_STATED GOAL_
Find the line with "Enumerate this screenshot's" and the line with "Read all visible content and emit it as JSON.", then repeat both of them and every line in between exactly. Omit the pictures.

-- start of RECORDS TO PROCESS --

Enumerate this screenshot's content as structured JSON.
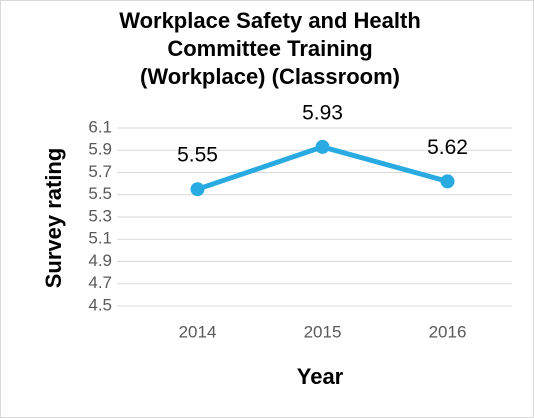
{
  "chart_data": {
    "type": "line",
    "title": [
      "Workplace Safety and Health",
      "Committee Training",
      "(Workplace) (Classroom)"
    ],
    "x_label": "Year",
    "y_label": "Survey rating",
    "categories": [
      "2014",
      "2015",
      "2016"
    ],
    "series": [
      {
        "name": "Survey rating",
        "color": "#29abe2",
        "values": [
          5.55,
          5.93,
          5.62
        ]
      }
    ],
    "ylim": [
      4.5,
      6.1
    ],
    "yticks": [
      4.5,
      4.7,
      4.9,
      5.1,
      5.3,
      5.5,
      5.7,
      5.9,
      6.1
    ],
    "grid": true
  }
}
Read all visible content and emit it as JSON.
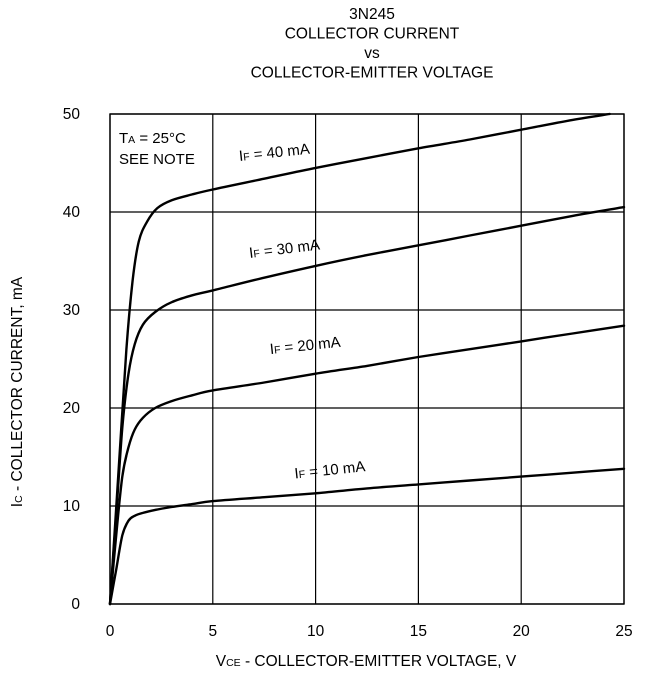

-- end of RECORDS TO PROCESS --
-- start of RECORDS TO PROCESS --

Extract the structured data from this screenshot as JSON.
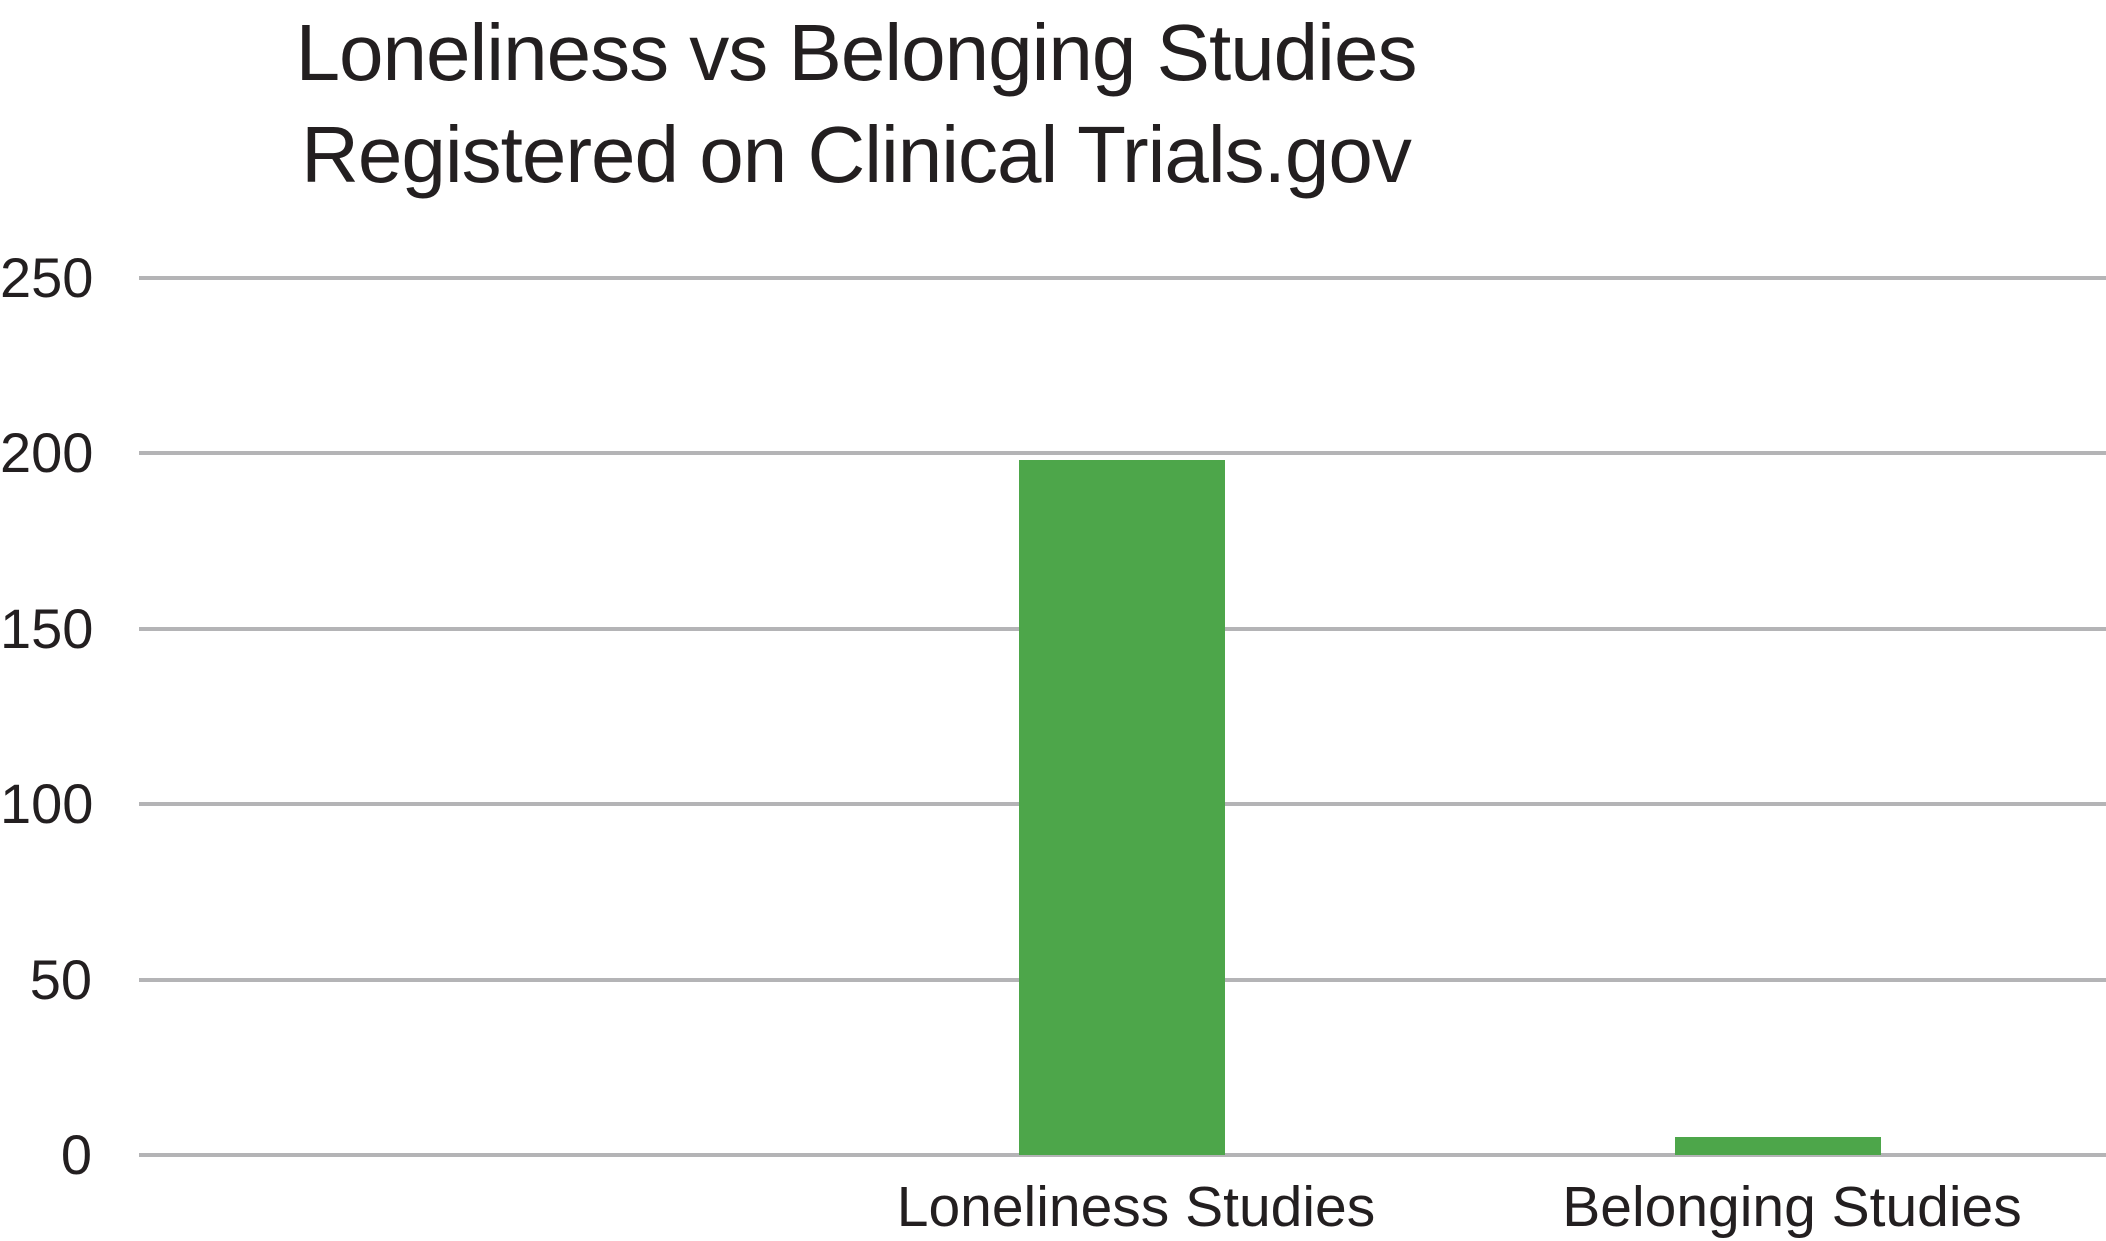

-- end of RECORDS TO PROCESS --

_SOLUTION FOR THIS EXERCISE_
Enumerate this screenshot's content as structured JSON.
{
  "chart_data": {
    "type": "line",
    "title": [
      "Workplace Safety and Health",
      "Committee Training",
      "(Workplace) (Classroom)"
    ],
    "x_label": "Year",
    "y_label": "Survey rating",
    "categories": [
      "2014",
      "2015",
      "2016"
    ],
    "series": [
      {
        "name": "Survey rating",
        "color": "#29abe2",
        "values": [
          5.55,
          5.93,
          5.62
        ]
      }
    ],
    "ylim": [
      4.5,
      6.1
    ],
    "yticks": [
      4.5,
      4.7,
      4.9,
      5.1,
      5.3,
      5.5,
      5.7,
      5.9,
      6.1
    ],
    "grid": true
  }
}
Read all visible content and emit it as JSON.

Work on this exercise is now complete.